● DATA ROWS:
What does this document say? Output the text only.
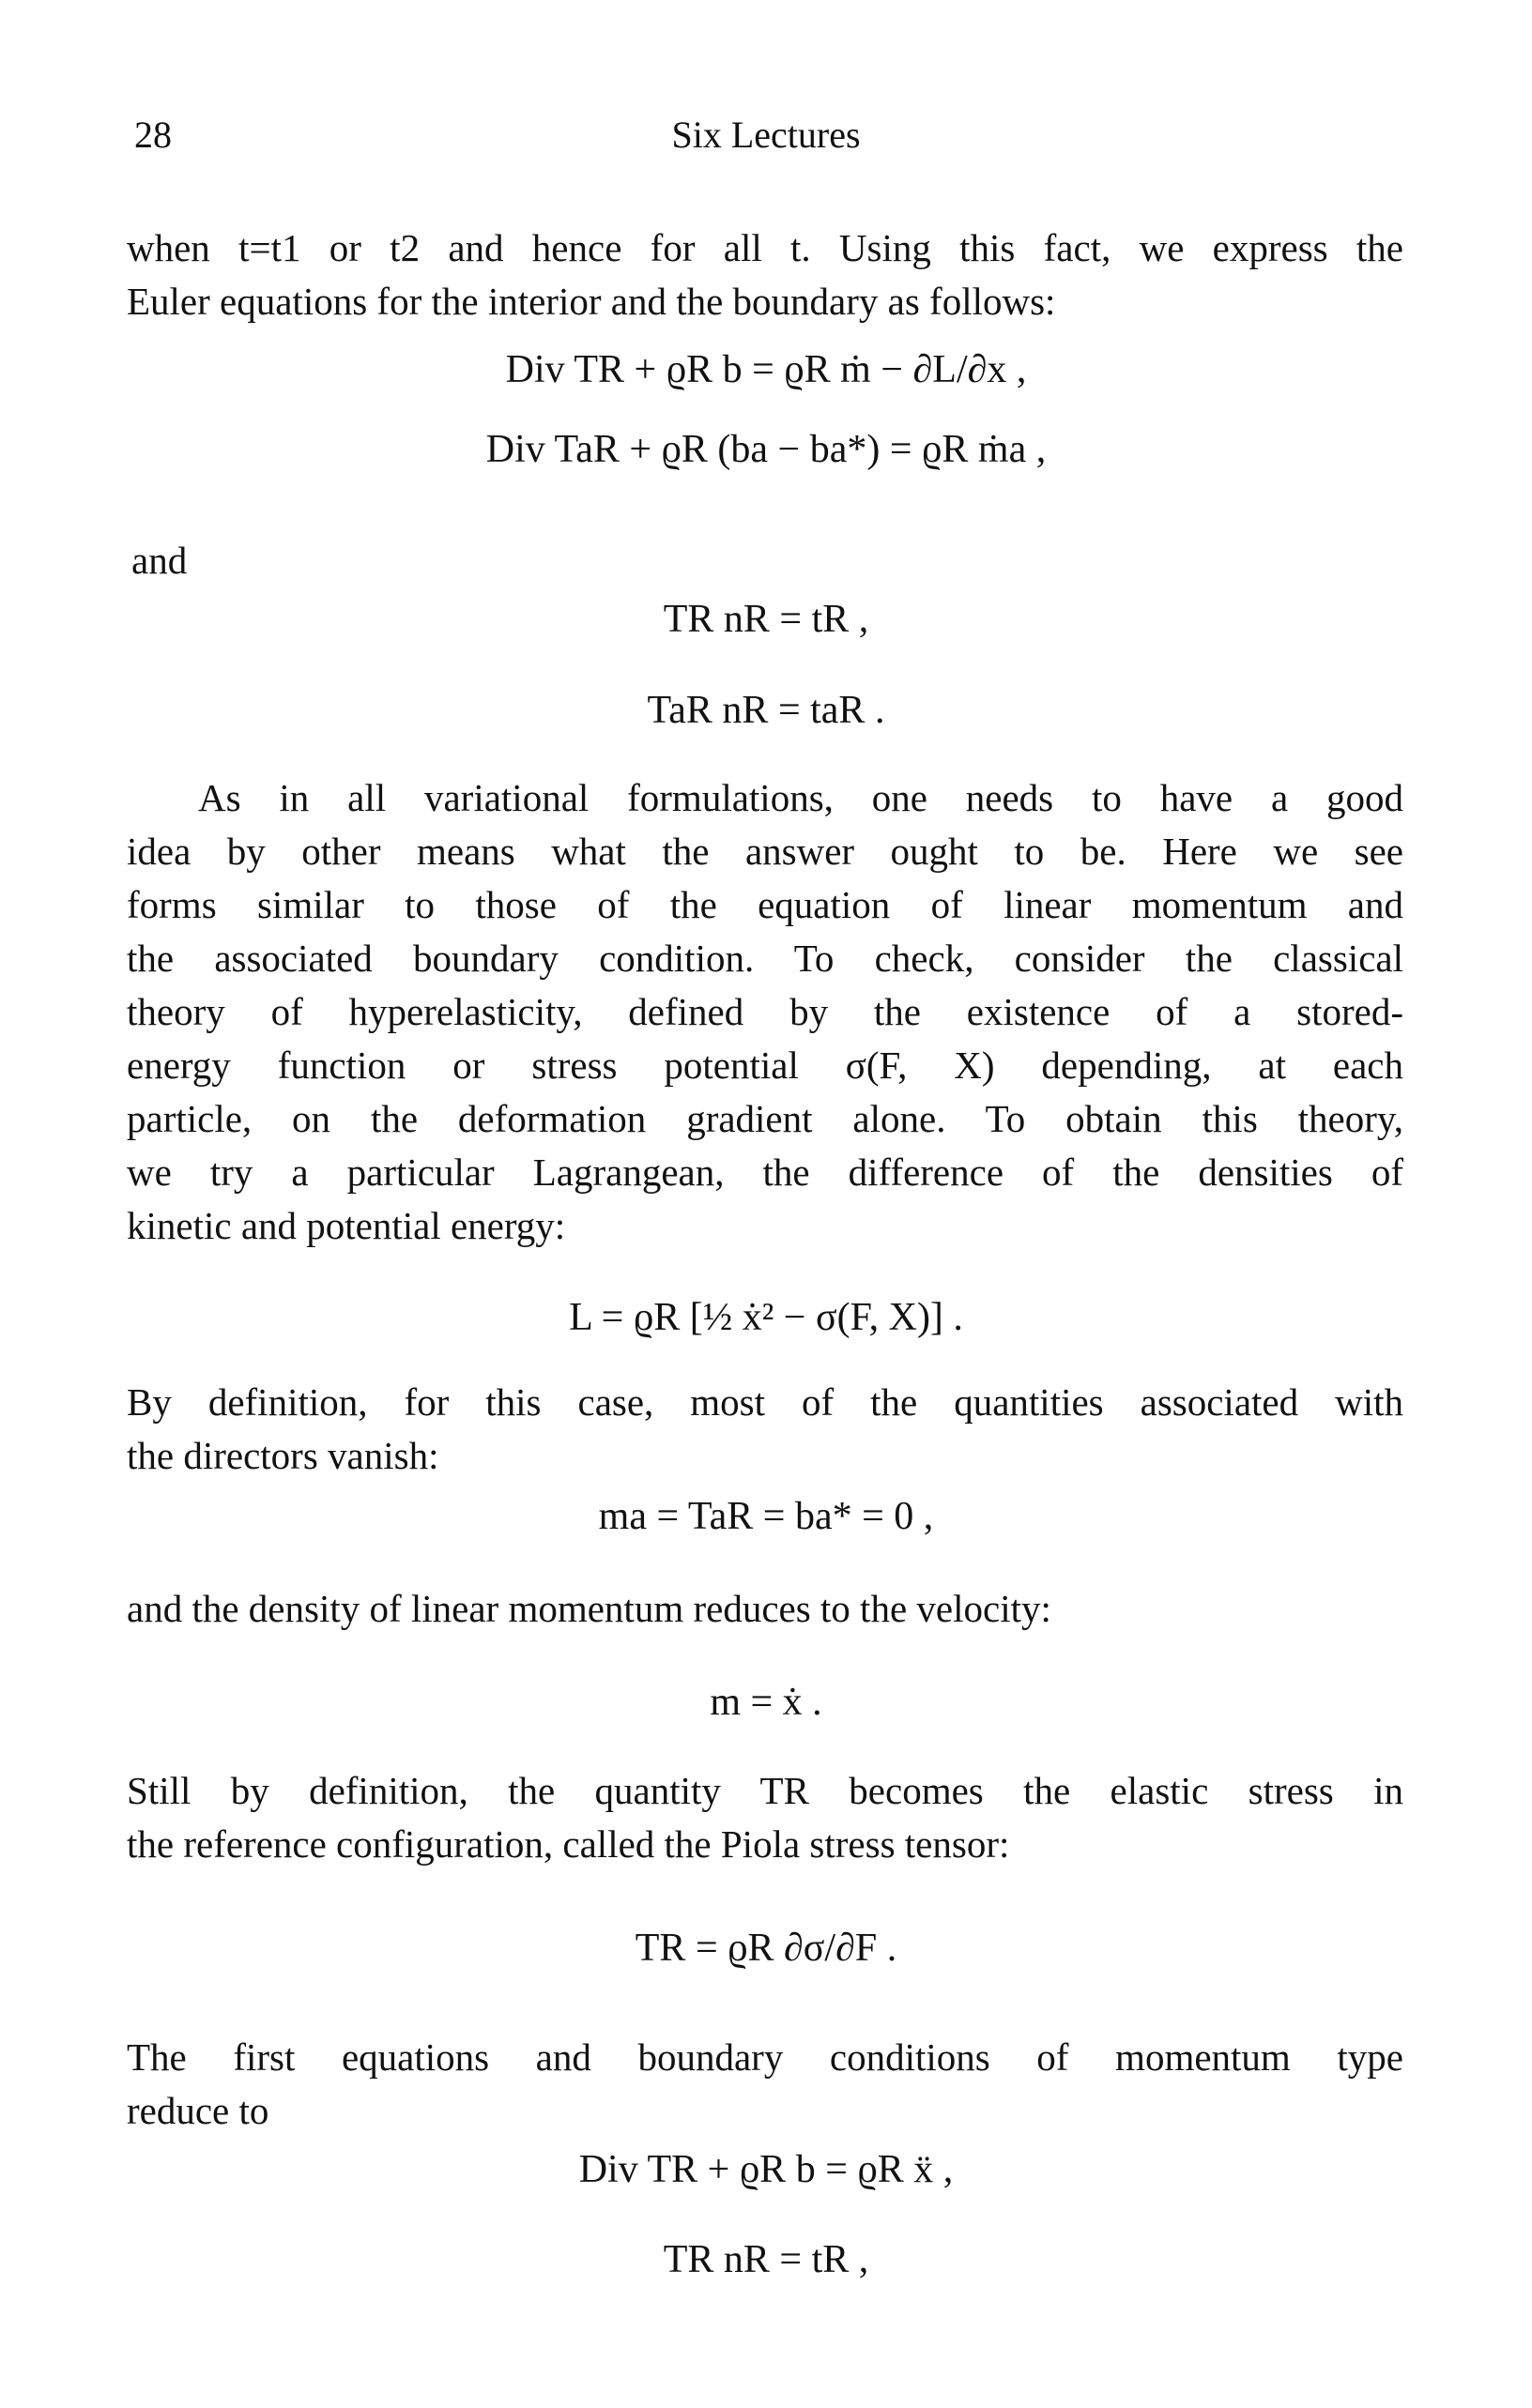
28	Six Lectures
when t=t1 or t2 and hence for all t. Using this fact, we express the
Euler equations for the interior and the boundary as follows:
Div TR + ϱR b = ϱR ṁ − ∂L/∂x ,
Div TaR + ϱR (ba − ba*) = ϱR ṁa ,
and
TR nR = tR ,
TaR nR = taR .
As in all variational formulations, one needs to have a good
idea by other means what the answer ought to be. Here we see
forms similar to those of the equation of linear momentum and
the associated boundary condition. To check, consider the classical
theory of hyperelasticity, defined by the existence of a stored-
energy function or stress potential σ(F, X) depending, at each
particle, on the deformation gradient alone. To obtain this theory,
we try a particular Lagrangean, the difference of the densities of
kinetic and potential energy:
L = ϱR [½ ẋ² − σ(F, X)] .
By definition, for this case, most of the quantities associated with
the directors vanish:
ma = TaR = ba* = 0 ,
and the density of linear momentum reduces to the velocity:
m = ẋ .
Still by definition, the quantity TR becomes the elastic stress in
the reference configuration, called the Piola stress tensor:
TR = ϱR ∂σ/∂F .
The first equations and boundary conditions of momentum type
reduce to
Div TR + ϱR b = ϱR ẍ ,
TR nR = tR ,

● REQUIRED WORK: Exclude every picture and copy the remaining data exactly.

● EXPECTED ANSWER:
What does this document say? Output the text only.
28	Six Lectures
when t=t1 or t2 and hence for all t. Using this fact, we express the
Euler equations for the interior and the boundary as follows:
Div TR + ϱR b = ϱR ṁ − ∂L/∂x ,
Div TaR + ϱR (ba − ba*) = ϱR ṁa ,
and
TR nR = tR ,
TaR nR = taR .
As in all variational formulations, one needs to have a good
idea by other means what the answer ought to be. Here we see
forms similar to those of the equation of linear momentum and
the associated boundary condition. To check, consider the classical
theory of hyperelasticity, defined by the existence of a stored-
energy function or stress potential σ(F, X) depending, at each
particle, on the deformation gradient alone. To obtain this theory,
we try a particular Lagrangean, the difference of the densities of
kinetic and potential energy:
L = ϱR [½ ẋ² − σ(F, X)] .
By definition, for this case, most of the quantities associated with
the directors vanish:
ma = TaR = ba* = 0 ,
and the density of linear momentum reduces to the velocity:
m = ẋ .
Still by definition, the quantity TR becomes the elastic stress in
the reference configuration, called the Piola stress tensor:
TR = ϱR ∂σ/∂F .
The first equations and boundary conditions of momentum type
reduce to
Div TR + ϱR b = ϱR ẍ ,
TR nR = tR ,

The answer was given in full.